**Exercise brief:** Extract the lines that hold the string "preview".

------ Listed records

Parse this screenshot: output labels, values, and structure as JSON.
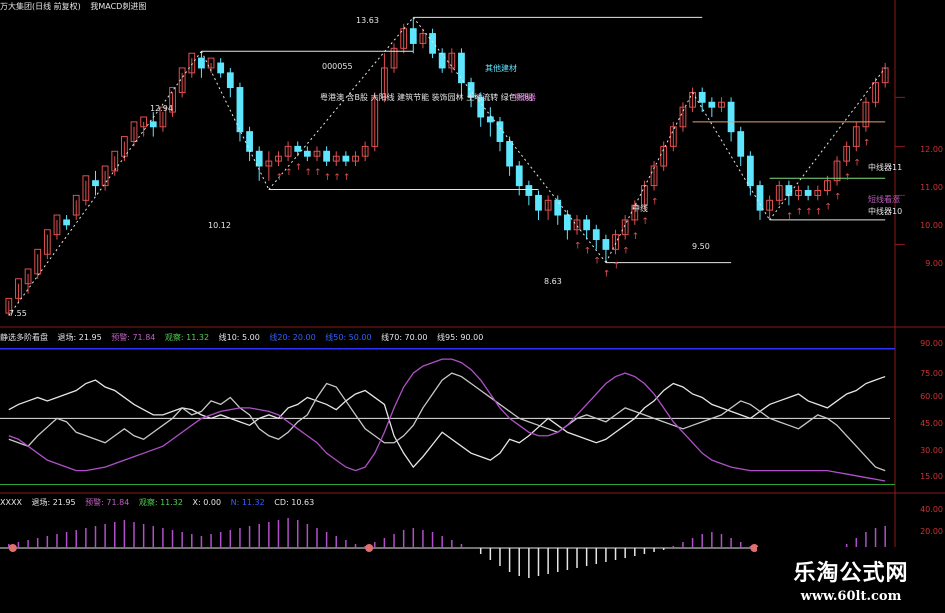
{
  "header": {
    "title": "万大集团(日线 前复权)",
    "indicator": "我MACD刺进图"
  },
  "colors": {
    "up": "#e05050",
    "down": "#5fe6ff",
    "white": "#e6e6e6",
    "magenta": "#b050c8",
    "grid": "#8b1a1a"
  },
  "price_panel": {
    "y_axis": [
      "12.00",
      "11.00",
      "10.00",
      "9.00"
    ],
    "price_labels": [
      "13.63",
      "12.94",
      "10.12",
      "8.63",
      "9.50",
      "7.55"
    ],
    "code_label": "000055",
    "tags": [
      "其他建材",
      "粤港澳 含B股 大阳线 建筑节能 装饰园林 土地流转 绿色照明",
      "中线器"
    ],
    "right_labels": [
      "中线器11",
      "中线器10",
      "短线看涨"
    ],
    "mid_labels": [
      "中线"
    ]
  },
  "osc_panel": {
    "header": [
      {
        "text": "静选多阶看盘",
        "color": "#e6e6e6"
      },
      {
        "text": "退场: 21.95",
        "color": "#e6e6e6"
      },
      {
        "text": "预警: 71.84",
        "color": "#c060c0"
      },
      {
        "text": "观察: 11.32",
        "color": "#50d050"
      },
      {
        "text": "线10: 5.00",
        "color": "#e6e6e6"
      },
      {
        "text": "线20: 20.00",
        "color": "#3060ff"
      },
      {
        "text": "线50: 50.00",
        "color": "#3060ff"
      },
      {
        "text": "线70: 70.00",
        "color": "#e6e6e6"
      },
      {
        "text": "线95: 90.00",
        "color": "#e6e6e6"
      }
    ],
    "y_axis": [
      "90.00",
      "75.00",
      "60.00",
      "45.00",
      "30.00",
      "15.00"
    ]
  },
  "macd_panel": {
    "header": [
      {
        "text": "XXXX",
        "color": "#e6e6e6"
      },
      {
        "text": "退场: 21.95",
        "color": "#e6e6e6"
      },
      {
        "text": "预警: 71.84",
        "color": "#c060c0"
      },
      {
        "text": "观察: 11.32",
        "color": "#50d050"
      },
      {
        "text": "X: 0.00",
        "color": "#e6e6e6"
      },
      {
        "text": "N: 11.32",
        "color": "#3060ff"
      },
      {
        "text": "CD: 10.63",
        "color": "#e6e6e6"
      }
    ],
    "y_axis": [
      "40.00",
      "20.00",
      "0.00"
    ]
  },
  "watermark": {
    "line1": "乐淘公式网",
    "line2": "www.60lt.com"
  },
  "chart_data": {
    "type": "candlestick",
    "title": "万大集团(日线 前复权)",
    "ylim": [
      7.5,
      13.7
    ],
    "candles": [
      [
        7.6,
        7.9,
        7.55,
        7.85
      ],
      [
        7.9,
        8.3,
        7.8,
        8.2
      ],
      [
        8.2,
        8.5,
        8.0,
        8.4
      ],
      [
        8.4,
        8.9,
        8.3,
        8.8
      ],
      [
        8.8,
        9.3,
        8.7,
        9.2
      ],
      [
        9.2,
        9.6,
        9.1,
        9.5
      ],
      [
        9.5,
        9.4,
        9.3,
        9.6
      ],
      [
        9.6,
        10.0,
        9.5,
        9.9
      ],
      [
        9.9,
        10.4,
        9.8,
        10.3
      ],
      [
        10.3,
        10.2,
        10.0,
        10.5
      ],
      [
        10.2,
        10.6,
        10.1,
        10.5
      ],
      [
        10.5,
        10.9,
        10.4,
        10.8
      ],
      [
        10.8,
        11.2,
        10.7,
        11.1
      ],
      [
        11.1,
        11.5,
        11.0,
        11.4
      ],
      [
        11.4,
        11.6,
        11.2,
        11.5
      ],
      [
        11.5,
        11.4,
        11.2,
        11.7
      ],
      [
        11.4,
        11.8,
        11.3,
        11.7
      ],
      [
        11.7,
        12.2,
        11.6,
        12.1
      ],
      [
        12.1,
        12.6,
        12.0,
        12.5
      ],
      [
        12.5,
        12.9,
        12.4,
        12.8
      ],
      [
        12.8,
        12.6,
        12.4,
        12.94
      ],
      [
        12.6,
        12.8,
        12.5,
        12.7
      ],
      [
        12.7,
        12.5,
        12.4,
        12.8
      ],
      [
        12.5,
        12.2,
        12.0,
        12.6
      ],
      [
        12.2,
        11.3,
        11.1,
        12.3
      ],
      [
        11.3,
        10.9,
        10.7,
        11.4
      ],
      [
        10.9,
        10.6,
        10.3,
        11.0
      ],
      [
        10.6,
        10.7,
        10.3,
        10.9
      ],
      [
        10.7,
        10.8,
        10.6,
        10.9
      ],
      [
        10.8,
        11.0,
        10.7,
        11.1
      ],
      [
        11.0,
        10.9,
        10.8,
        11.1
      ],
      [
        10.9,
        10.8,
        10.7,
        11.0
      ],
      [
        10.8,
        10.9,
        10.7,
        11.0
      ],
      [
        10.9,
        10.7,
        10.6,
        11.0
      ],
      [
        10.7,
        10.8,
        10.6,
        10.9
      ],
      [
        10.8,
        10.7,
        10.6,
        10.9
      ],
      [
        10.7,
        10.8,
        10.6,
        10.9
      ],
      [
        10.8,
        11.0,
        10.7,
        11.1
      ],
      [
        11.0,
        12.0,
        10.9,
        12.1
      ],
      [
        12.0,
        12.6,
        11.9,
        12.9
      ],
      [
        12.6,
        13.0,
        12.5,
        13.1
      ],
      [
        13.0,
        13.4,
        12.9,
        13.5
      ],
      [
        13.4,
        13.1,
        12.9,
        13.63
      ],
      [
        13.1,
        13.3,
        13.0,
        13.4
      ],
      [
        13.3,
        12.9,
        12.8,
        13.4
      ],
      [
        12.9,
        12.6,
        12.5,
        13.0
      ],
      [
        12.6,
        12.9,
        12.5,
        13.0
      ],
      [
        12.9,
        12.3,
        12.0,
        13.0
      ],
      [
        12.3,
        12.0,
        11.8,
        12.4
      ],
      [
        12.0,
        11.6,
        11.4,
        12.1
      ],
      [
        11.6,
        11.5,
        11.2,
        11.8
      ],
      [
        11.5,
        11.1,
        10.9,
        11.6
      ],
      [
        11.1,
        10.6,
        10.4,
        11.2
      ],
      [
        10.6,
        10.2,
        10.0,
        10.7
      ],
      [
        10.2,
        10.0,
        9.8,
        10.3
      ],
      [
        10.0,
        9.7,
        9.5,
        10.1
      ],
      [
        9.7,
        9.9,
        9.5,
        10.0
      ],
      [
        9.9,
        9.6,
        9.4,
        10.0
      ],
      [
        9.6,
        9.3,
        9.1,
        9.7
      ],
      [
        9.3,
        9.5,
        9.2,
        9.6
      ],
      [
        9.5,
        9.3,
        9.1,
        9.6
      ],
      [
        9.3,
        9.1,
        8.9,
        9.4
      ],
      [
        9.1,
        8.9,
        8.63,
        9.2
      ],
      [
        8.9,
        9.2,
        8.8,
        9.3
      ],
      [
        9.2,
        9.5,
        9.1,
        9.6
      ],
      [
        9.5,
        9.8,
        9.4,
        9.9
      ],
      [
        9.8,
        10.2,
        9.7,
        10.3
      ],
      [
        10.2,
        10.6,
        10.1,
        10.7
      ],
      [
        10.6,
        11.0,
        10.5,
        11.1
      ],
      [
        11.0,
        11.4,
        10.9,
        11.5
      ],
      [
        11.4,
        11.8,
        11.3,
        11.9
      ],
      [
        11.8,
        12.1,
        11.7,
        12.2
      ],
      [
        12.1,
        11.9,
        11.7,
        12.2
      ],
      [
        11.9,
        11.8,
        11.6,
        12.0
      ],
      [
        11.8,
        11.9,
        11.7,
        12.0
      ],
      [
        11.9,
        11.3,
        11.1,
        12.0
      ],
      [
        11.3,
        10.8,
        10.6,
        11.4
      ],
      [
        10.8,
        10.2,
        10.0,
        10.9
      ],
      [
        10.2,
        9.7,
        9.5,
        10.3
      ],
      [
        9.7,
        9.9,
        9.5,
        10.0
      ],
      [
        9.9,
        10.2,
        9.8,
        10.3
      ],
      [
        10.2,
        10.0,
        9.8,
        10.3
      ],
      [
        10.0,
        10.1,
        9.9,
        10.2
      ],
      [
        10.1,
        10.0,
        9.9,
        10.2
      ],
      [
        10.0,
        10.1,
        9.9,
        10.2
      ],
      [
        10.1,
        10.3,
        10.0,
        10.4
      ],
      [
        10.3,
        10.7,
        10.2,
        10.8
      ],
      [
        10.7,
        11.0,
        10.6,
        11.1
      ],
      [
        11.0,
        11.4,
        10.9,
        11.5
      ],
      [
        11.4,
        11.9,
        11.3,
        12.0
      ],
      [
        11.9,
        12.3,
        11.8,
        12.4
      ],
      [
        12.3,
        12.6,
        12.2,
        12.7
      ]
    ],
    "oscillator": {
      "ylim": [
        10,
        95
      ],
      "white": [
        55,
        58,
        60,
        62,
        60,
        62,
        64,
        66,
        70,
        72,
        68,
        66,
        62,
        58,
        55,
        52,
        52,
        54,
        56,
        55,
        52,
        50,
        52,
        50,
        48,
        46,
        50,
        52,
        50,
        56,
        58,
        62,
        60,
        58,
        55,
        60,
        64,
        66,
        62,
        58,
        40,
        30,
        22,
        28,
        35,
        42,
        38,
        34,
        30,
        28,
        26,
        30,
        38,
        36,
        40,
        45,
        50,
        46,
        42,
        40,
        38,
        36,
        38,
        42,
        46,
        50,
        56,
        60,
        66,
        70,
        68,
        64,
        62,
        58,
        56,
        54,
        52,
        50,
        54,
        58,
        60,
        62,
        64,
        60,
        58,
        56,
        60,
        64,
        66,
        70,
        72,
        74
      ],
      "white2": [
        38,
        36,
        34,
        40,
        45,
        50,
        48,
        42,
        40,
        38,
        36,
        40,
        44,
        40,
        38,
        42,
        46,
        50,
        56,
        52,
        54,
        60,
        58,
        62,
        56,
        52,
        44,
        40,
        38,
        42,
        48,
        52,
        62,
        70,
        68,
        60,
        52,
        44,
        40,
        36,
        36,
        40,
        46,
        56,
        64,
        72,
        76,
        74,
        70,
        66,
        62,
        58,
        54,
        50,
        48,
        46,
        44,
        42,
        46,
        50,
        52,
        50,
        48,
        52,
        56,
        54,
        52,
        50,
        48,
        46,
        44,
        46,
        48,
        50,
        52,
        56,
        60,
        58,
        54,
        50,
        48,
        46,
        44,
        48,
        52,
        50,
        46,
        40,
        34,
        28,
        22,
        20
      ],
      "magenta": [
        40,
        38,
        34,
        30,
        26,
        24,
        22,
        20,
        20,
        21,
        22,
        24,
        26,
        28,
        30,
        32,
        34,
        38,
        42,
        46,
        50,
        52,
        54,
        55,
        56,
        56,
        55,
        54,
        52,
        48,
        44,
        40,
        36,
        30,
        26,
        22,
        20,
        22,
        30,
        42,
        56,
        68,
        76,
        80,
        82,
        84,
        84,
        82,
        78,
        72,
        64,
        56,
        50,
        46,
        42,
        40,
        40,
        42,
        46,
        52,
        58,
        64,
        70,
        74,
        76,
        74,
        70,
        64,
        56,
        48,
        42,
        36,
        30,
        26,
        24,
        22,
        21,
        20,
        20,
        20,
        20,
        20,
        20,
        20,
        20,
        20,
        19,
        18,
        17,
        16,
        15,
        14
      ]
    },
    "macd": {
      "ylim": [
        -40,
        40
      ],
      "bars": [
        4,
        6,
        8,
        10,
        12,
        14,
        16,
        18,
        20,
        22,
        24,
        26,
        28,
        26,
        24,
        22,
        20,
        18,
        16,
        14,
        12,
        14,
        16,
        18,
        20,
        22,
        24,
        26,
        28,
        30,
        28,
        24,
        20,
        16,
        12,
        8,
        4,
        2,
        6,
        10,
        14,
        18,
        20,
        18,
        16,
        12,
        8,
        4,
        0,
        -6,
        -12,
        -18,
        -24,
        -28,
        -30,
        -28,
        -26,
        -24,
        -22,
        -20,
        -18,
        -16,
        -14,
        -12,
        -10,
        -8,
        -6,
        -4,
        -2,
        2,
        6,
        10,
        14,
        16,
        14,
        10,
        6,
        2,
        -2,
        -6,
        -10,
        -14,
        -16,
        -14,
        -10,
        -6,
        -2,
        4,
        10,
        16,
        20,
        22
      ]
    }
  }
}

------------
------ Listed records

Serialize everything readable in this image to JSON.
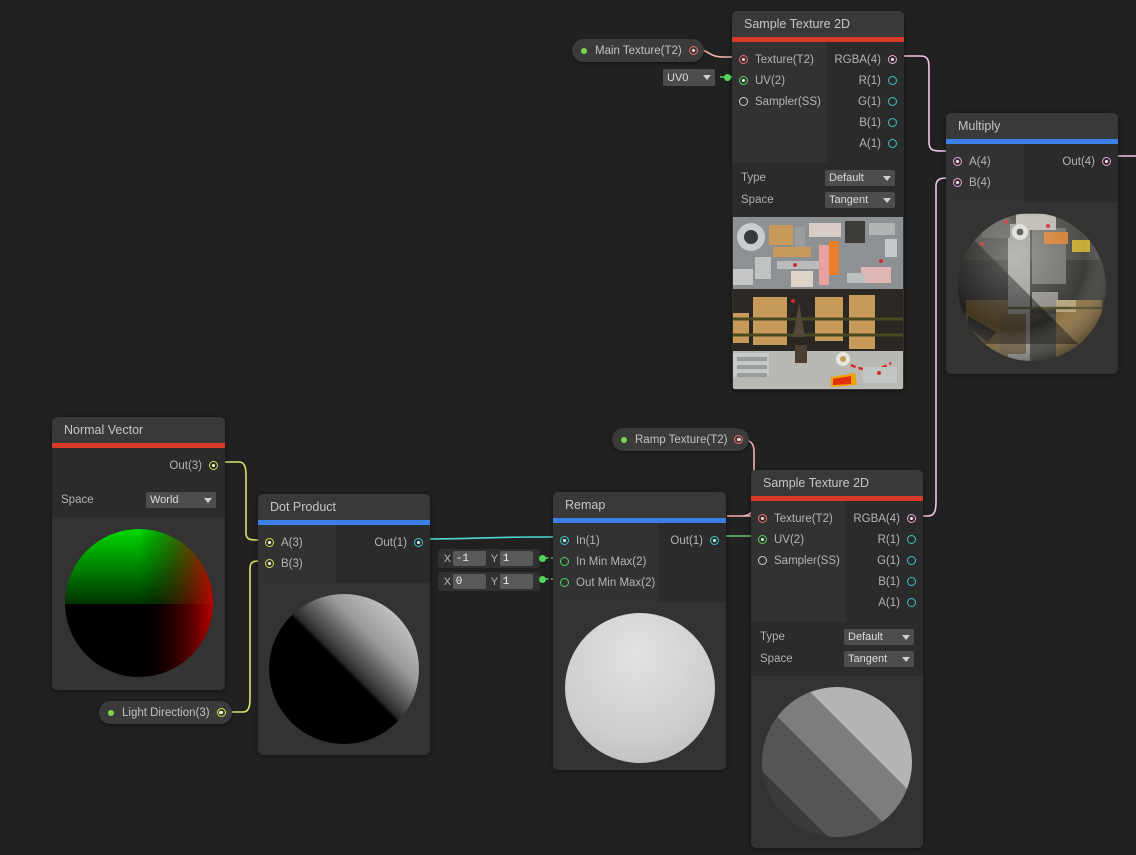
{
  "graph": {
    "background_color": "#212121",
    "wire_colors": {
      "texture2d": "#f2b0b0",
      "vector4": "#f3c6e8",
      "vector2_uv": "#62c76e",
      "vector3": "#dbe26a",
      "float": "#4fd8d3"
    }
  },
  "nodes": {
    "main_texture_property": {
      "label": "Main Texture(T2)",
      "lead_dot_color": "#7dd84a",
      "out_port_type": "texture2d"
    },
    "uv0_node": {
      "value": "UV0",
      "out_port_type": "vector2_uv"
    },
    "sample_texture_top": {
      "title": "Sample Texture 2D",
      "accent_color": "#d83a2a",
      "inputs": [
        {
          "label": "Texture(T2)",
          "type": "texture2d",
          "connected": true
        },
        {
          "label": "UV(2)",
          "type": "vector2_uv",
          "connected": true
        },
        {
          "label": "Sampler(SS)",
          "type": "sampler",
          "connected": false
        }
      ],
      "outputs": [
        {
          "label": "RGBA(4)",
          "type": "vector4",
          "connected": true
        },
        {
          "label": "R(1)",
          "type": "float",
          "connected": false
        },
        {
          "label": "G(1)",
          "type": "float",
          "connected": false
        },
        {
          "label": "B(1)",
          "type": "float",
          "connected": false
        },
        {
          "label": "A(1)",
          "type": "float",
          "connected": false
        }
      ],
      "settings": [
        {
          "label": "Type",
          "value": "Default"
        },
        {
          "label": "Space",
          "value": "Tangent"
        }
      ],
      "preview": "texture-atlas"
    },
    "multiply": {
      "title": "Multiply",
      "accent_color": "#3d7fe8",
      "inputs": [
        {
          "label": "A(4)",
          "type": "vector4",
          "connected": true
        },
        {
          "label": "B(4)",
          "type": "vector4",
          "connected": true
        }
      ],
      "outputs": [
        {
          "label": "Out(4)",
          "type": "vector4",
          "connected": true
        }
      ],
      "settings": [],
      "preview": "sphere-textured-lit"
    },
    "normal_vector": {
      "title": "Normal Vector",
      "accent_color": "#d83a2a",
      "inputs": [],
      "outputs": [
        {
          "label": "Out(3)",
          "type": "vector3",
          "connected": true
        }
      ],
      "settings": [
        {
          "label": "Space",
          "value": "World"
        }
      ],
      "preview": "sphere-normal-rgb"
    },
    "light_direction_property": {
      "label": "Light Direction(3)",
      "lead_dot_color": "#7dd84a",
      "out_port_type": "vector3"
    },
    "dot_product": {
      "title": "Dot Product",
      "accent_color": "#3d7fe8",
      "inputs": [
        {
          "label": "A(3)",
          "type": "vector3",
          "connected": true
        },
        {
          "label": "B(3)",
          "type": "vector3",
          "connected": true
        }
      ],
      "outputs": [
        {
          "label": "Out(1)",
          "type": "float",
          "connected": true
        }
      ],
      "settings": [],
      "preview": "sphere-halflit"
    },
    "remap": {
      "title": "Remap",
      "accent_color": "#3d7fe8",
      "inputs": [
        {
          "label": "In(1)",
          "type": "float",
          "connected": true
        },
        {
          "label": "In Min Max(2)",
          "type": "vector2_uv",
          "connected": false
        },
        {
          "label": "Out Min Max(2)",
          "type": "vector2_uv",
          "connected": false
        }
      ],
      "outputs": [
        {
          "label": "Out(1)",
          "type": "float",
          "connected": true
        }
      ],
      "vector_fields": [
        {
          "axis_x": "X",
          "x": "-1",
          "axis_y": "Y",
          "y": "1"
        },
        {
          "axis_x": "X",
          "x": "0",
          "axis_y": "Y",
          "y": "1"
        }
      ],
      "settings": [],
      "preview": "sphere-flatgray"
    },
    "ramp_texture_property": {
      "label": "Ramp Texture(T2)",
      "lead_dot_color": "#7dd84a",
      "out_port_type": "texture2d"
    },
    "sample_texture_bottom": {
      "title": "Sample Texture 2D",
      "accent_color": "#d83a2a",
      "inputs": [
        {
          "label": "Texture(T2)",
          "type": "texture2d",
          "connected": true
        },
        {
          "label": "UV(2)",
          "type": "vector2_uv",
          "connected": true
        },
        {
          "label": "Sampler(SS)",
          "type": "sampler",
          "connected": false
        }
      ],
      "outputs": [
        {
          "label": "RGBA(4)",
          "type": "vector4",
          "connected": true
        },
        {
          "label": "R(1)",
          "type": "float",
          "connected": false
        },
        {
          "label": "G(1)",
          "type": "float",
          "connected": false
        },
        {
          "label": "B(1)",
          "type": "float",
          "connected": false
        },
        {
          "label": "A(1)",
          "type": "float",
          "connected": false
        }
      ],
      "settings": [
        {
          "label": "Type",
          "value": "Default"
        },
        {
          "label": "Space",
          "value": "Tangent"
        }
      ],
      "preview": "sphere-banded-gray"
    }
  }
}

------------

**Expected answer:**
      "preview": "texture-atlas"
      "preview": "sphere-textured-lit"
      "preview": "sphere-normal-rgb"
      "preview": "sphere-halflit"
      "preview": "sphere-flatgray"
      "preview": "sphere-banded-gray"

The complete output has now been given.